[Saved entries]
──────────────────────────────
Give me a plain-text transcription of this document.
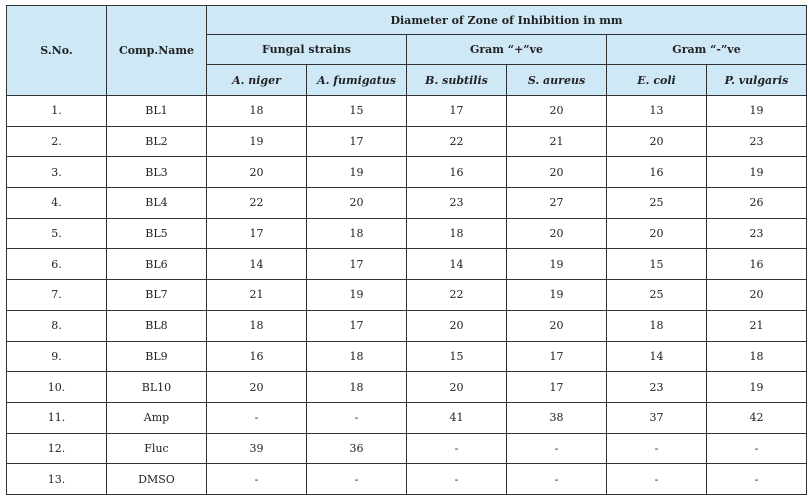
S.No.	Comp.Name	Diameter of Zone of Inhibition in mm					
		Fungal strains		Gram “+”ve		Gram “-”ve	
		A. niger	A. fumigatus	B. subtilis	S. aureus	E. coli	P. vulgaris
1.	BL1	18	15	17	20	13	19
2.	BL2	19	17	22	21	20	23
3.	BL3	20	19	16	20	16	19
4.	BL4	22	20	23	27	25	26
5.	BL5	17	18	18	20	20	23
6.	BL6	14	17	14	19	15	16
7.	BL7	21	19	22	19	25	20
8.	BL8	18	17	20	20	18	21
9.	BL9	16	18	15	17	14	18
10.	BL10	20	18	20	17	23	19
11.	Amp	-	-	41	38	37	42
12.	Fluc	39	36	-	-	-	-
13.	DMSO	-	-	-	-	-	-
──────────────────────────────
Omit every picture while copying the listing above exactly.

• Answer to the problem:
Give me a plain-text transcription of this document.
S.No.	Comp.Name	Diameter of Zone of Inhibition in mm					
		Fungal strains		Gram “+”ve		Gram “-”ve	
		A. niger	A. fumigatus	B. subtilis	S. aureus	E. coli	P. vulgaris
1.	BL1	18	15	17	20	13	19
2.	BL2	19	17	22	21	20	23
3.	BL3	20	19	16	20	16	19
4.	BL4	22	20	23	27	25	26
5.	BL5	17	18	18	20	20	23
6.	BL6	14	17	14	19	15	16
7.	BL7	21	19	22	19	25	20
8.	BL8	18	17	20	20	18	21
9.	BL9	16	18	15	17	14	18
10.	BL10	20	18	20	17	23	19
11.	Amp	-	-	41	38	37	42
12.	Fluc	39	36	-	-	-	-
13.	DMSO	-	-	-	-	-	-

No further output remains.